The task: Carry none of the pictures over; set down the material below exactly.

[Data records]

*****

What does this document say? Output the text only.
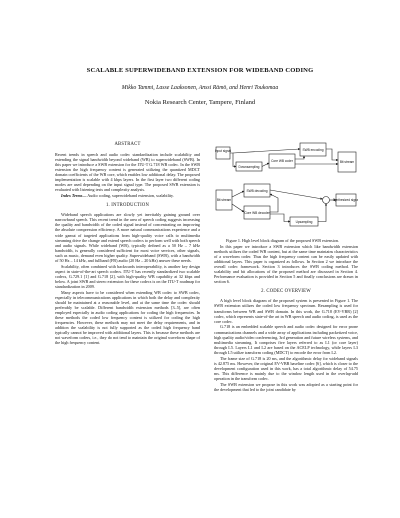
SCALABLE SUPERWIDEBAND EXTENSION FOR WIDEBAND CODING
Mikko Tammi, Lasse Laaksonen, Anssi Rämö, and Henri Toukomaa
Nokia Research Center, Tampere, Finland
ABSTRACT

Recent trends in speech and audio codec standardization include scalability and extending the signal bandwidth beyond wideband (WB) to superwideband (SWB). In this paper we introduce a SWB extension for the ITU-T G.718 WB codec. In the SWB extension the high frequency content is generated utilizing the quantized MDCT domain coefficients of the WB core, which enables low additional delay. The proposed implementation is scalable with 4 kbps layers. In the first layer two different coding modes are used depending on the input signal type. The proposed SWB extension is evaluated with listening tests and complexity analysis.

Index Terms— Audio coding, superwideband extension, scalability.

1. INTRODUCTION

Wideband speech applications are slowly yet inevitably gaining ground over narrowband speech. This recent trend in the area of speech coding suggests increasing the quality and bandwidth of the coded signal instead of concentrating on improving the absolute compression efficiency. A more natural communications experience and a wide gamut of targeted applications from high-quality voice calls to multimedia streaming drive the change and extend speech codecs to perform well with both speech and audio signals. While wideband (WB), typically defined as a 50 Hz – 7 kHz bandwidth, is generally considered sufficient for most voice services, other signals, such as music, demand even higher quality. Superwideband (SWB), with a bandwidth of 50 Hz – 14 kHz, and fullband (FB) audio (20 Hz – 20 kHz) answer these needs.

Scalability, often combined with backwards interoperability, is another key design aspect in state-of-the-art speech codecs. ITU-T has recently standardized two scalable codecs, G.729.1 [1] and G.718 [2], with high-quality WB capability at 32 kbps and below. A joint SWB and stereo extension for these codecs is on the ITU-T roadmap for standardization in 2009.

Many aspects have to be considered when extending WB codec to SWB codec, especially in telecommunications applications in which both the delay and complexity should be maintained at a reasonable level, and at the same time the codec should preferably be scalable. Different bandwidth extension methods [3–5], are often employed especially in audio coding applications for coding the high frequencies. In these methods the coded low frequency content is utilized for coding the high frequencies. However, these methods may not meet the delay requirements, and in addition the scalability is not fully supported as the coded high frequency band typically cannot be improved with additional layers. This is because these methods are not waveform coders, i.e., they do not tend to maintain the original waveform shape of the high frequency content.

Input signal
Downsampling
Core WB coder
SWB encoding
Bit stream
Bit stream
SWB decoding
Core WB decoder
Upsampling
Synthesized signal
Figure 1. High level block diagram of the proposed SWB extension.

In this paper we introduce a SWB extension which like bandwidth extension methods utilizes the coded WB content, but at the same time maintains characteristics of a waveform coder. Thus the high frequency content can be easily updated with additional layers. This paper is organized as follows. In Section 2 we introduce the overall codec framework. Section 3 introduces the SWB coding method. The scalability and bit allocations of the proposed method are discussed in Section 4. Performance evaluation is provided in Section 5 and finally conclusions are drawn in section 6.

2. CODEC OVERVIEW

A high level block diagram of the proposed system is presented in Figure 1. The SWB extension utilizes the coded low frequency spectrum. Resampling is used for transforms between WB and SWB domain. In this work, the G.718 (EV-VBR) [2] codec, which represents state-of-the art in WB speech and audio coding, is used as the core codec.

G.718 is an embedded scalable speech and audio codec designed for error prone communications channels and a wide array of applications including packetized voice, high quality audio/video conferencing, 3rd generation and future wireless systems, and multimedia streaming. It comprises five layers referred to as L1 (or core layer) through L5. Layers L1 and L2 are based on the ACELP technology, while layers L3 through L5 utilize transform coding (MDCT) to encode the error from L2.

The frame size of G.718 is 20 ms, and the algorithmic delay for wideband signals is 42.875 ms. However, the original EV-VBR baseline codec [6], which is closer to the development configuration used in this work, has a total algorithmic delay of 54.75 ms. This difference is mainly due to the window length used in the overlap-add operation in the transform codec.

The SWB extension we propose in this work was adopted as a starting point for the development that led to the joint candidate by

*****

Response for this exercise:
What does this document say? Output the text only.
SCALABLE SUPERWIDEBAND EXTENSION FOR WIDEBAND CODING
Mikko Tammi, Lasse Laaksonen, Anssi Rämö, and Henri Toukomaa
Nokia Research Center, Tampere, Finland
ABSTRACT

Recent trends in speech and audio codec standardization include scalability and extending the signal bandwidth beyond wideband (WB) to superwideband (SWB). In this paper we introduce a SWB extension for the ITU-T G.718 WB codec. In the SWB extension the high frequency content is generated utilizing the quantized MDCT domain coefficients of the WB core, which enables low additional delay. The proposed implementation is scalable with 4 kbps layers. In the first layer two different coding modes are used depending on the input signal type. The proposed SWB extension is evaluated with listening tests and complexity analysis.

Index Terms— Audio coding, superwideband extension, scalability.

1. INTRODUCTION

Wideband speech applications are slowly yet inevitably gaining ground over narrowband speech. This recent trend in the area of speech coding suggests increasing the quality and bandwidth of the coded signal instead of concentrating on improving the absolute compression efficiency. A more natural communications experience and a wide gamut of targeted applications from high-quality voice calls to multimedia streaming drive the change and extend speech codecs to perform well with both speech and audio signals. While wideband (WB), typically defined as a 50 Hz – 7 kHz bandwidth, is generally considered sufficient for most voice services, other signals, such as music, demand even higher quality. Superwideband (SWB), with a bandwidth of 50 Hz – 14 kHz, and fullband (FB) audio (20 Hz – 20 kHz) answer these needs.

Scalability, often combined with backwards interoperability, is another key design aspect in state-of-the-art speech codecs. ITU-T has recently standardized two scalable codecs, G.729.1 [1] and G.718 [2], with high-quality WB capability at 32 kbps and below. A joint SWB and stereo extension for these codecs is on the ITU-T roadmap for standardization in 2009.

Many aspects have to be considered when extending WB codec to SWB codec, especially in telecommunications applications in which both the delay and complexity should be maintained at a reasonable level, and at the same time the codec should preferably be scalable. Different bandwidth extension methods [3–5], are often employed especially in audio coding applications for coding the high frequencies. In these methods the coded low frequency content is utilized for coding the high frequencies. However, these methods may not meet the delay requirements, and in addition the scalability is not fully supported as the coded high frequency band typically cannot be improved with additional layers. This is because these methods are not waveform coders, i.e., they do not tend to maintain the original waveform shape of the high frequency content.

Input signal
Downsampling
Core WB coder
SWB encoding
Bit stream
Bit stream
SWB decoding
Core WB decoder
Upsampling
Synthesized signal
Figure 1. High level block diagram of the proposed SWB extension.

In this paper we introduce a SWB extension which like bandwidth extension methods utilizes the coded WB content, but at the same time maintains characteristics of a waveform coder. Thus the high frequency content can be easily updated with additional layers. This paper is organized as follows. In Section 2 we introduce the overall codec framework. Section 3 introduces the SWB coding method. The scalability and bit allocations of the proposed method are discussed in Section 4. Performance evaluation is provided in Section 5 and finally conclusions are drawn in section 6.

2. CODEC OVERVIEW

A high level block diagram of the proposed system is presented in Figure 1. The SWB extension utilizes the coded low frequency spectrum. Resampling is used for transforms between WB and SWB domain. In this work, the G.718 (EV-VBR) [2] codec, which represents state-of-the art in WB speech and audio coding, is used as the core codec.

G.718 is an embedded scalable speech and audio codec designed for error prone communications channels and a wide array of applications including packetized voice, high quality audio/video conferencing, 3rd generation and future wireless systems, and multimedia streaming. It comprises five layers referred to as L1 (or core layer) through L5. Layers L1 and L2 are based on the ACELP technology, while layers L3 through L5 utilize transform coding (MDCT) to encode the error from L2.

The frame size of G.718 is 20 ms, and the algorithmic delay for wideband signals is 42.875 ms. However, the original EV-VBR baseline codec [6], which is closer to the development configuration used in this work, has a total algorithmic delay of 54.75 ms. This difference is mainly due to the window length used in the overlap-add operation in the transform codec.

The SWB extension we propose in this work was adopted as a starting point for the development that led to the joint candidate by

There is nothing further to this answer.